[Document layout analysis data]
'''
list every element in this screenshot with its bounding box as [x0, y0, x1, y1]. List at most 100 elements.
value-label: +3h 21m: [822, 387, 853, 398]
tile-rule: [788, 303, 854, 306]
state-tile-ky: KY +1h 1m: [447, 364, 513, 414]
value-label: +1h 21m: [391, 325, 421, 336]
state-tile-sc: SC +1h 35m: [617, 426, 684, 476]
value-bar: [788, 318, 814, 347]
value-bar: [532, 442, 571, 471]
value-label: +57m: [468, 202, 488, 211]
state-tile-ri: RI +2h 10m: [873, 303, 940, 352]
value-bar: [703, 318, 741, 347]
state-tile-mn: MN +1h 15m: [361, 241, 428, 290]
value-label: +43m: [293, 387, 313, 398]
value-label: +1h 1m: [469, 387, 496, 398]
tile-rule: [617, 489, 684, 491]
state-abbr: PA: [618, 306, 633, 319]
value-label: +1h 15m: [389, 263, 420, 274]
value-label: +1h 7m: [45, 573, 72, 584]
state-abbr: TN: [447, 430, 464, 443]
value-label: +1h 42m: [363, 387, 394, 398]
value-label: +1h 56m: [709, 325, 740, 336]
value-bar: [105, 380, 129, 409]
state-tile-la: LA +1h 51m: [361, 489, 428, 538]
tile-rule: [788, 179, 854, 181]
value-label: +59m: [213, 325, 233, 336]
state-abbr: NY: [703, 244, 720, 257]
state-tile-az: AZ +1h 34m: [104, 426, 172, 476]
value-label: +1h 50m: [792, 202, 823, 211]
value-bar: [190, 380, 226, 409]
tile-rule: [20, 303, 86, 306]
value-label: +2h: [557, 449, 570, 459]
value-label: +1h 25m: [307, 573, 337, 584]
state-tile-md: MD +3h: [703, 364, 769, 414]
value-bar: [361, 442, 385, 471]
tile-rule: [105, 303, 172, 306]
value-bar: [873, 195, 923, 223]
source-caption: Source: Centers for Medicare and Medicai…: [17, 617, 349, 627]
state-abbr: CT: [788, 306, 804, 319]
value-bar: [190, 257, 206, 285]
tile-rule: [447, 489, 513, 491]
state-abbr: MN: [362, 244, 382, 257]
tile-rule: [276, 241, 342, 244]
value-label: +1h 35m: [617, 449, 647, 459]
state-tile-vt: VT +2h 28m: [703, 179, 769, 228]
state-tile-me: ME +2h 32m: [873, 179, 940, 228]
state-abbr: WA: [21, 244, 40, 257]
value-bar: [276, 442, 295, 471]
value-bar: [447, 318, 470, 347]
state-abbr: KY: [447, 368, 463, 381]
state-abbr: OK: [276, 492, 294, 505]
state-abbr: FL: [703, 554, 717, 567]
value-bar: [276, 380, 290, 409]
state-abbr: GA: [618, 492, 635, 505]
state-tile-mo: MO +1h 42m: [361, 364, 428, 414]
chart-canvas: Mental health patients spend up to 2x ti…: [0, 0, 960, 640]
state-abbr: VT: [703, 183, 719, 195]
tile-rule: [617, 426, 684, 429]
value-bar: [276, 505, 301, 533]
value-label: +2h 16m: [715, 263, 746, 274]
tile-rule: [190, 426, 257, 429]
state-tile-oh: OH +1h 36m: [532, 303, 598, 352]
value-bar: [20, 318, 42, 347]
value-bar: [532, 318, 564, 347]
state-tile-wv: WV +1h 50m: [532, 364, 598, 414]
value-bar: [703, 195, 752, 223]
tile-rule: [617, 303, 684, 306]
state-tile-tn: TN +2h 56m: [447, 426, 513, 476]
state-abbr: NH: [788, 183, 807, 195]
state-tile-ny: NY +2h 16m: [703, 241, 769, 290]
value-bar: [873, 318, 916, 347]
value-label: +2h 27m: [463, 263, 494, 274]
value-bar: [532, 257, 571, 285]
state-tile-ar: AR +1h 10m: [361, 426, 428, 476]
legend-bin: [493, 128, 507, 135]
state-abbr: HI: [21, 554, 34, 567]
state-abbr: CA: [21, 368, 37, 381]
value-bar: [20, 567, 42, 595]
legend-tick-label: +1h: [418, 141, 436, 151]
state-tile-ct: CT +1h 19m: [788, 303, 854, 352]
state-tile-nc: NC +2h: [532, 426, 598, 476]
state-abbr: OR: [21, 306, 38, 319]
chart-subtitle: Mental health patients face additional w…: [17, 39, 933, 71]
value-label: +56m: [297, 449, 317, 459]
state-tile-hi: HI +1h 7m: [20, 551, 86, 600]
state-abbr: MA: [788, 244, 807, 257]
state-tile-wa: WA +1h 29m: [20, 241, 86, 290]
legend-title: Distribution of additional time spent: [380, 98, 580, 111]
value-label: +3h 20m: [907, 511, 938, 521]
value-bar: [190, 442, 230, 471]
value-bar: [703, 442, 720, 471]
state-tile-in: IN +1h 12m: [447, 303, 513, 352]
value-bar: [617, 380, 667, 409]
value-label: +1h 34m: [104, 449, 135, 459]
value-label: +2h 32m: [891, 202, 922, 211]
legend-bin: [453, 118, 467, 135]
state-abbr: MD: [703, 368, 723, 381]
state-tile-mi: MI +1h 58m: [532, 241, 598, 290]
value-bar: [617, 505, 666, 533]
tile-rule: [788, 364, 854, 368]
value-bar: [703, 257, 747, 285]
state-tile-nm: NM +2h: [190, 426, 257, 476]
'''
**WHAT TO DO**
Print the records above exactly as they appear.

**TASK OUTPUT**
list every element in this screenshot with its bounding box as [x0, y0, x1, y1]. List at most 100 elements.
value-label: +3h 21m: [822, 387, 853, 398]
tile-rule: [788, 303, 854, 306]
state-tile-ky: KY +1h 1m: [447, 364, 513, 414]
value-label: +1h 21m: [391, 325, 421, 336]
state-tile-sc: SC +1h 35m: [617, 426, 684, 476]
value-bar: [788, 318, 814, 347]
value-bar: [532, 442, 571, 471]
value-label: +57m: [468, 202, 488, 211]
state-tile-ri: RI +2h 10m: [873, 303, 940, 352]
value-bar: [703, 318, 741, 347]
state-tile-mn: MN +1h 15m: [361, 241, 428, 290]
value-label: +43m: [293, 387, 313, 398]
value-label: +1h 1m: [469, 387, 496, 398]
tile-rule: [617, 489, 684, 491]
state-abbr: PA: [618, 306, 633, 319]
value-label: +1h 15m: [389, 263, 420, 274]
value-label: +1h 7m: [45, 573, 72, 584]
state-abbr: TN: [447, 430, 464, 443]
value-label: +1h 42m: [363, 387, 394, 398]
value-label: +1h 56m: [709, 325, 740, 336]
value-bar: [105, 380, 129, 409]
state-tile-la: LA +1h 51m: [361, 489, 428, 538]
tile-rule: [788, 179, 854, 181]
value-label: +59m: [213, 325, 233, 336]
state-abbr: NY: [703, 244, 720, 257]
state-tile-az: AZ +1h 34m: [104, 426, 172, 476]
value-label: +1h 50m: [792, 202, 823, 211]
value-bar: [190, 380, 226, 409]
tile-rule: [20, 303, 86, 306]
value-label: +2h: [557, 449, 570, 459]
value-label: +1h 25m: [307, 573, 337, 584]
state-tile-md: MD +3h: [703, 364, 769, 414]
value-bar: [361, 442, 385, 471]
tile-rule: [105, 303, 172, 306]
value-bar: [873, 195, 923, 223]
source-caption: Source: Centers for Medicare and Medicai…: [17, 617, 349, 627]
state-abbr: CT: [788, 306, 804, 319]
value-bar: [190, 257, 206, 285]
tile-rule: [447, 489, 513, 491]
state-abbr: MN: [362, 244, 382, 257]
tile-rule: [276, 241, 342, 244]
value-label: +1h 35m: [617, 449, 647, 459]
state-tile-vt: VT +2h 28m: [703, 179, 769, 228]
state-tile-me: ME +2h 32m: [873, 179, 940, 228]
state-abbr: WA: [21, 244, 40, 257]
value-bar: [276, 442, 295, 471]
value-bar: [447, 318, 470, 347]
state-abbr: KY: [447, 368, 463, 381]
state-abbr: OK: [276, 492, 294, 505]
state-abbr: FL: [703, 554, 717, 567]
value-bar: [276, 380, 290, 409]
state-abbr: GA: [618, 492, 635, 505]
state-tile-mo: MO +1h 42m: [361, 364, 428, 414]
chart-canvas: Mental health patients spend up to 2x ti…: [0, 0, 960, 640]
state-abbr: VT: [703, 183, 719, 195]
tile-rule: [617, 426, 684, 429]
value-bar: [276, 505, 301, 533]
value-label: +2h 16m: [715, 263, 746, 274]
tile-rule: [190, 426, 257, 429]
state-tile-oh: OH +1h 36m: [532, 303, 598, 352]
value-bar: [20, 318, 42, 347]
value-bar: [532, 318, 564, 347]
state-tile-wv: WV +1h 50m: [532, 364, 598, 414]
value-bar: [703, 195, 752, 223]
tile-rule: [617, 303, 684, 306]
state-tile-tn: TN +2h 56m: [447, 426, 513, 476]
state-abbr: NH: [788, 183, 807, 195]
state-tile-ny: NY +2h 16m: [703, 241, 769, 290]
value-bar: [873, 318, 916, 347]
value-label: +2h 27m: [463, 263, 494, 274]
value-bar: [532, 257, 571, 285]
state-tile-ar: AR +1h 10m: [361, 426, 428, 476]
legend-bin: [493, 128, 507, 135]
state-abbr: HI: [21, 554, 34, 567]
state-abbr: CA: [21, 368, 37, 381]
value-bar: [20, 567, 42, 595]
legend-tick-label: +1h: [418, 141, 436, 151]
state-tile-ct: CT +1h 19m: [788, 303, 854, 352]
state-tile-nc: NC +2h: [532, 426, 598, 476]
state-abbr: OR: [21, 306, 38, 319]
chart-subtitle: Mental health patients face additional w…: [17, 39, 933, 71]
value-label: +56m: [297, 449, 317, 459]
state-tile-hi: HI +1h 7m: [20, 551, 86, 600]
state-abbr: MA: [788, 244, 807, 257]
state-tile-wa: WA +1h 29m: [20, 241, 86, 290]
legend-title: Distribution of additional time spent: [380, 98, 580, 111]
value-label: +3h 20m: [907, 511, 938, 521]
value-bar: [190, 442, 230, 471]
value-bar: [703, 442, 720, 471]
state-tile-in: IN +1h 12m: [447, 303, 513, 352]
value-bar: [617, 380, 667, 409]
value-label: +1h 34m: [104, 449, 135, 459]
value-label: +2h 32m: [891, 202, 922, 211]
legend-bin: [453, 118, 467, 135]
state-abbr: MD: [703, 368, 723, 381]
state-tile-mi: MI +1h 58m: [532, 241, 598, 290]
value-bar: [617, 505, 666, 533]
tile-rule: [788, 364, 854, 368]
value-bar: [703, 257, 747, 285]
state-tile-nm: NM +2h: [190, 426, 257, 476]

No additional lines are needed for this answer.